Output the full listing word for word.

## [DATA ROWS]
★ ★ ★ ★

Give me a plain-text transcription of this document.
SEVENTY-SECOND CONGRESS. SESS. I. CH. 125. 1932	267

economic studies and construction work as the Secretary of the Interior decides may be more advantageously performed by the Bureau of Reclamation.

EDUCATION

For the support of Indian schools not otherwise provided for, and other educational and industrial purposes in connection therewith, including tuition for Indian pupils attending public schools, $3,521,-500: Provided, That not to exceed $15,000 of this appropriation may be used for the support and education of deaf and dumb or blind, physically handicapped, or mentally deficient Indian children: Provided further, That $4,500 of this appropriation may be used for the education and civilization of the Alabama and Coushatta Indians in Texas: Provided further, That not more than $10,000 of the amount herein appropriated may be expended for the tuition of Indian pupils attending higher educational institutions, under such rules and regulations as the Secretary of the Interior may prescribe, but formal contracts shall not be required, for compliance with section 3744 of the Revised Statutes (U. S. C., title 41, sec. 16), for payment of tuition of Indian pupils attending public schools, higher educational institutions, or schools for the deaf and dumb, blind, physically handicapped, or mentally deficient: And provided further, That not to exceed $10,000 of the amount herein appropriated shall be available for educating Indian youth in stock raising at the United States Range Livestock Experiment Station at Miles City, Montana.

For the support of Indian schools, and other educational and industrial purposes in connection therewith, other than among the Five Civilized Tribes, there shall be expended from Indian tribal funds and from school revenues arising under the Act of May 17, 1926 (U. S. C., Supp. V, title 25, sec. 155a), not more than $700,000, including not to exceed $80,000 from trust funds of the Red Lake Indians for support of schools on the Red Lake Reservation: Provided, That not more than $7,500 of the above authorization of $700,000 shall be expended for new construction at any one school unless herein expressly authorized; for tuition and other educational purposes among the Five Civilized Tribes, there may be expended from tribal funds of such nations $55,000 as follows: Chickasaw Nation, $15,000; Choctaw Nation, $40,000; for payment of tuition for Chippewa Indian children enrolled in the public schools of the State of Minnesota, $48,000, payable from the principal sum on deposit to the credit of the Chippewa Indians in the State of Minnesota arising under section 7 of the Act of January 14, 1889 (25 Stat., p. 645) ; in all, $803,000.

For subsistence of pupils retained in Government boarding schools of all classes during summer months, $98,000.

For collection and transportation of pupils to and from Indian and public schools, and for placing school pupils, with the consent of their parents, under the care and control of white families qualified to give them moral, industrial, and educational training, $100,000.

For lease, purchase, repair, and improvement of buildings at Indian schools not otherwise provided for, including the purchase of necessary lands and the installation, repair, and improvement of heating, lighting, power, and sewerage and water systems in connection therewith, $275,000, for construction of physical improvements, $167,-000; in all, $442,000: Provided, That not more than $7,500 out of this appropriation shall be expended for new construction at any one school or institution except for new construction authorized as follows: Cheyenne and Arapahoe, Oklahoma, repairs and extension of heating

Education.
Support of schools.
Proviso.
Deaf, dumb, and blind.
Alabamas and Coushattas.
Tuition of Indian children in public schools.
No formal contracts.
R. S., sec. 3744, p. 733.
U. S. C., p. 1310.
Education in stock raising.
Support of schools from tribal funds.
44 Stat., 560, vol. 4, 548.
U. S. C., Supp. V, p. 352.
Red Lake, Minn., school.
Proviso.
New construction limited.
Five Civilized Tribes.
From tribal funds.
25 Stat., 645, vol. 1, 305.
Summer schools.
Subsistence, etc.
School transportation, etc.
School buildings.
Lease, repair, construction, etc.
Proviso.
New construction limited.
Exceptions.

★ ★ ★ ★

## [FINAL RESULT]
Give me a plain-text transcription of this document.
SEVENTY-SECOND CONGRESS. SESS. I. CH. 125. 1932	267

economic studies and construction work as the Secretary of the Interior decides may be more advantageously performed by the Bureau of Reclamation.

EDUCATION

For the support of Indian schools not otherwise provided for, and other educational and industrial purposes in connection therewith, including tuition for Indian pupils attending public schools, $3,521,-500: Provided, That not to exceed $15,000 of this appropriation may be used for the support and education of deaf and dumb or blind, physically handicapped, or mentally deficient Indian children: Provided further, That $4,500 of this appropriation may be used for the education and civilization of the Alabama and Coushatta Indians in Texas: Provided further, That not more than $10,000 of the amount herein appropriated may be expended for the tuition of Indian pupils attending higher educational institutions, under such rules and regulations as the Secretary of the Interior may prescribe, but formal contracts shall not be required, for compliance with section 3744 of the Revised Statutes (U. S. C., title 41, sec. 16), for payment of tuition of Indian pupils attending public schools, higher educational institutions, or schools for the deaf and dumb, blind, physically handicapped, or mentally deficient: And provided further, That not to exceed $10,000 of the amount herein appropriated shall be available for educating Indian youth in stock raising at the United States Range Livestock Experiment Station at Miles City, Montana.

For the support of Indian schools, and other educational and industrial purposes in connection therewith, other than among the Five Civilized Tribes, there shall be expended from Indian tribal funds and from school revenues arising under the Act of May 17, 1926 (U. S. C., Supp. V, title 25, sec. 155a), not more than $700,000, including not to exceed $80,000 from trust funds of the Red Lake Indians for support of schools on the Red Lake Reservation: Provided, That not more than $7,500 of the above authorization of $700,000 shall be expended for new construction at any one school unless herein expressly authorized; for tuition and other educational purposes among the Five Civilized Tribes, there may be expended from tribal funds of such nations $55,000 as follows: Chickasaw Nation, $15,000; Choctaw Nation, $40,000; for payment of tuition for Chippewa Indian children enrolled in the public schools of the State of Minnesota, $48,000, payable from the principal sum on deposit to the credit of the Chippewa Indians in the State of Minnesota arising under section 7 of the Act of January 14, 1889 (25 Stat., p. 645) ; in all, $803,000.

For subsistence of pupils retained in Government boarding schools of all classes during summer months, $98,000.

For collection and transportation of pupils to and from Indian and public schools, and for placing school pupils, with the consent of their parents, under the care and control of white families qualified to give them moral, industrial, and educational training, $100,000.

For lease, purchase, repair, and improvement of buildings at Indian schools not otherwise provided for, including the purchase of necessary lands and the installation, repair, and improvement of heating, lighting, power, and sewerage and water systems in connection therewith, $275,000, for construction of physical improvements, $167,-000; in all, $442,000: Provided, That not more than $7,500 out of this appropriation shall be expended for new construction at any one school or institution except for new construction authorized as follows: Cheyenne and Arapahoe, Oklahoma, repairs and extension of heating

Education.
Support of schools.
Proviso.
Deaf, dumb, and blind.
Alabamas and Coushattas.
Tuition of Indian children in public schools.
No formal contracts.
R. S., sec. 3744, p. 733.
U. S. C., p. 1310.
Education in stock raising.
Support of schools from tribal funds.
44 Stat., 560, vol. 4, 548.
U. S. C., Supp. V, p. 352.
Red Lake, Minn., school.
Proviso.
New construction limited.
Five Civilized Tribes.
From tribal funds.
25 Stat., 645, vol. 1, 305.
Summer schools.
Subsistence, etc.
School transportation, etc.
School buildings.
Lease, repair, construction, etc.
Proviso.
New construction limited.
Exceptions.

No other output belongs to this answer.